Supplied data —
┏━━
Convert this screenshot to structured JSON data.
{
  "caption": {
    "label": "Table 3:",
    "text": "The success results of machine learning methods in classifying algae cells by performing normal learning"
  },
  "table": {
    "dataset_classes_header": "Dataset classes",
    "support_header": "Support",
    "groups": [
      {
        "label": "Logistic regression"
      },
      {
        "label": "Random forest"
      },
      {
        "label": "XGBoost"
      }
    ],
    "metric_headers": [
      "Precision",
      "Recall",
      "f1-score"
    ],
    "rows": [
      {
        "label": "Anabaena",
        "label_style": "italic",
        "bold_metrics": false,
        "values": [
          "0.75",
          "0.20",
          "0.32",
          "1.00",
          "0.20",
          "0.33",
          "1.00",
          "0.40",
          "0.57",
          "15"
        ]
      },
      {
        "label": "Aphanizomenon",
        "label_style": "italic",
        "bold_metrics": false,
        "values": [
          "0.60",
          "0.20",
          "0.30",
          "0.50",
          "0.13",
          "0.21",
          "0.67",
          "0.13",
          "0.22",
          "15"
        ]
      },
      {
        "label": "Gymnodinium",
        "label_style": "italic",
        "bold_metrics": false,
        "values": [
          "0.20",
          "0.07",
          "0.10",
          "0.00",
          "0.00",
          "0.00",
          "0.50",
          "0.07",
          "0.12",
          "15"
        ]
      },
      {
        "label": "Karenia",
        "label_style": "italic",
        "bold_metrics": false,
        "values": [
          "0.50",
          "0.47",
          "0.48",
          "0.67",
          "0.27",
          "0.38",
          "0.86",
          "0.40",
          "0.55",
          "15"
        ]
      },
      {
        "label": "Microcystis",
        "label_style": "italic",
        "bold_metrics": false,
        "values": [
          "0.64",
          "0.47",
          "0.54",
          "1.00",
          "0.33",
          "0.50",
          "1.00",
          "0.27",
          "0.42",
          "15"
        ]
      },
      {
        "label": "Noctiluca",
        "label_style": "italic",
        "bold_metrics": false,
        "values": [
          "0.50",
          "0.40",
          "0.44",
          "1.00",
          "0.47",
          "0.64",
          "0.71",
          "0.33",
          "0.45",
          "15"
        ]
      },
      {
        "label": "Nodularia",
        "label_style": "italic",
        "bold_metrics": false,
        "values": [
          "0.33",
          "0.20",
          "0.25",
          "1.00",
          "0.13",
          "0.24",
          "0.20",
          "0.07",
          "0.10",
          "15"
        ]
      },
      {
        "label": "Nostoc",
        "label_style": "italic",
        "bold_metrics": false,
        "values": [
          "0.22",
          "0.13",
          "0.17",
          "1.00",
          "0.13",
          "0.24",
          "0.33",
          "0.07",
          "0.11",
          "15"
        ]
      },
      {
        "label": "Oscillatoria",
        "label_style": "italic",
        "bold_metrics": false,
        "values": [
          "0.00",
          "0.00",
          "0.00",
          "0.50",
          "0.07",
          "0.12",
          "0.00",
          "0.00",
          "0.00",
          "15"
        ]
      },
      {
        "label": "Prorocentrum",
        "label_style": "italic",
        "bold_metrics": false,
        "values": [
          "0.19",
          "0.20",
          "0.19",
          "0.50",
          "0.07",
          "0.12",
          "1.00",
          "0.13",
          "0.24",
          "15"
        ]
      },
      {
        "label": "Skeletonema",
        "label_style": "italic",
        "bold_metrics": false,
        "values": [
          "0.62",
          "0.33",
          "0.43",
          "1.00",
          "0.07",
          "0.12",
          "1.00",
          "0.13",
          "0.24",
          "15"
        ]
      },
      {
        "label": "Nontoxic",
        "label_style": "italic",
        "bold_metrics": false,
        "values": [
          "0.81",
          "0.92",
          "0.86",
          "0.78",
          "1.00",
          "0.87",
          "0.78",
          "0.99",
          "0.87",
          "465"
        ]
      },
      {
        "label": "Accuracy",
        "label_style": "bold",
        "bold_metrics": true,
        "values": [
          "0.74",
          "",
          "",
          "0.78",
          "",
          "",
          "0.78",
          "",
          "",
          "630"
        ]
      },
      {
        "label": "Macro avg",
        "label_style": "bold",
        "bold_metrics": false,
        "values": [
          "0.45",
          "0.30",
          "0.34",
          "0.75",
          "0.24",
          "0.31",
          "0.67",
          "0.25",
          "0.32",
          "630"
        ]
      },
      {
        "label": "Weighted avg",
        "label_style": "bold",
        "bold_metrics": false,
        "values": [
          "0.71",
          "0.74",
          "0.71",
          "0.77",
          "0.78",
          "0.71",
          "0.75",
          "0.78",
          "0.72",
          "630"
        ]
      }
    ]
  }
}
┗━━
Assigned task —
Print out the whole listing, with every line exactly as it appears.

Result for this task —
Convert this screenshot to structured JSON data.
{
  "caption": {
    "label": "Table 3:",
    "text": "The success results of machine learning methods in classifying algae cells by performing normal learning"
  },
  "table": {
    "dataset_classes_header": "Dataset classes",
    "support_header": "Support",
    "groups": [
      {
        "label": "Logistic regression"
      },
      {
        "label": "Random forest"
      },
      {
        "label": "XGBoost"
      }
    ],
    "metric_headers": [
      "Precision",
      "Recall",
      "f1-score"
    ],
    "rows": [
      {
        "label": "Anabaena",
        "label_style": "italic",
        "bold_metrics": false,
        "values": [
          "0.75",
          "0.20",
          "0.32",
          "1.00",
          "0.20",
          "0.33",
          "1.00",
          "0.40",
          "0.57",
          "15"
        ]
      },
      {
        "label": "Aphanizomenon",
        "label_style": "italic",
        "bold_metrics": false,
        "values": [
          "0.60",
          "0.20",
          "0.30",
          "0.50",
          "0.13",
          "0.21",
          "0.67",
          "0.13",
          "0.22",
          "15"
        ]
      },
      {
        "label": "Gymnodinium",
        "label_style": "italic",
        "bold_metrics": false,
        "values": [
          "0.20",
          "0.07",
          "0.10",
          "0.00",
          "0.00",
          "0.00",
          "0.50",
          "0.07",
          "0.12",
          "15"
        ]
      },
      {
        "label": "Karenia",
        "label_style": "italic",
        "bold_metrics": false,
        "values": [
          "0.50",
          "0.47",
          "0.48",
          "0.67",
          "0.27",
          "0.38",
          "0.86",
          "0.40",
          "0.55",
          "15"
        ]
      },
      {
        "label": "Microcystis",
        "label_style": "italic",
        "bold_metrics": false,
        "values": [
          "0.64",
          "0.47",
          "0.54",
          "1.00",
          "0.33",
          "0.50",
          "1.00",
          "0.27",
          "0.42",
          "15"
        ]
      },
      {
        "label": "Noctiluca",
        "label_style": "italic",
        "bold_metrics": false,
        "values": [
          "0.50",
          "0.40",
          "0.44",
          "1.00",
          "0.47",
          "0.64",
          "0.71",
          "0.33",
          "0.45",
          "15"
        ]
      },
      {
        "label": "Nodularia",
        "label_style": "italic",
        "bold_metrics": false,
        "values": [
          "0.33",
          "0.20",
          "0.25",
          "1.00",
          "0.13",
          "0.24",
          "0.20",
          "0.07",
          "0.10",
          "15"
        ]
      },
      {
        "label": "Nostoc",
        "label_style": "italic",
        "bold_metrics": false,
        "values": [
          "0.22",
          "0.13",
          "0.17",
          "1.00",
          "0.13",
          "0.24",
          "0.33",
          "0.07",
          "0.11",
          "15"
        ]
      },
      {
        "label": "Oscillatoria",
        "label_style": "italic",
        "bold_metrics": false,
        "values": [
          "0.00",
          "0.00",
          "0.00",
          "0.50",
          "0.07",
          "0.12",
          "0.00",
          "0.00",
          "0.00",
          "15"
        ]
      },
      {
        "label": "Prorocentrum",
        "label_style": "italic",
        "bold_metrics": false,
        "values": [
          "0.19",
          "0.20",
          "0.19",
          "0.50",
          "0.07",
          "0.12",
          "1.00",
          "0.13",
          "0.24",
          "15"
        ]
      },
      {
        "label": "Skeletonema",
        "label_style": "italic",
        "bold_metrics": false,
        "values": [
          "0.62",
          "0.33",
          "0.43",
          "1.00",
          "0.07",
          "0.12",
          "1.00",
          "0.13",
          "0.24",
          "15"
        ]
      },
      {
        "label": "Nontoxic",
        "label_style": "italic",
        "bold_metrics": false,
        "values": [
          "0.81",
          "0.92",
          "0.86",
          "0.78",
          "1.00",
          "0.87",
          "0.78",
          "0.99",
          "0.87",
          "465"
        ]
      },
      {
        "label": "Accuracy",
        "label_style": "bold",
        "bold_metrics": true,
        "values": [
          "0.74",
          "",
          "",
          "0.78",
          "",
          "",
          "0.78",
          "",
          "",
          "630"
        ]
      },
      {
        "label": "Macro avg",
        "label_style": "bold",
        "bold_metrics": false,
        "values": [
          "0.45",
          "0.30",
          "0.34",
          "0.75",
          "0.24",
          "0.31",
          "0.67",
          "0.25",
          "0.32",
          "630"
        ]
      },
      {
        "label": "Weighted avg",
        "label_style": "bold",
        "bold_metrics": false,
        "values": [
          "0.71",
          "0.74",
          "0.71",
          "0.77",
          "0.78",
          "0.71",
          "0.75",
          "0.78",
          "0.72",
          "630"
        ]
      }
    ]
  }
}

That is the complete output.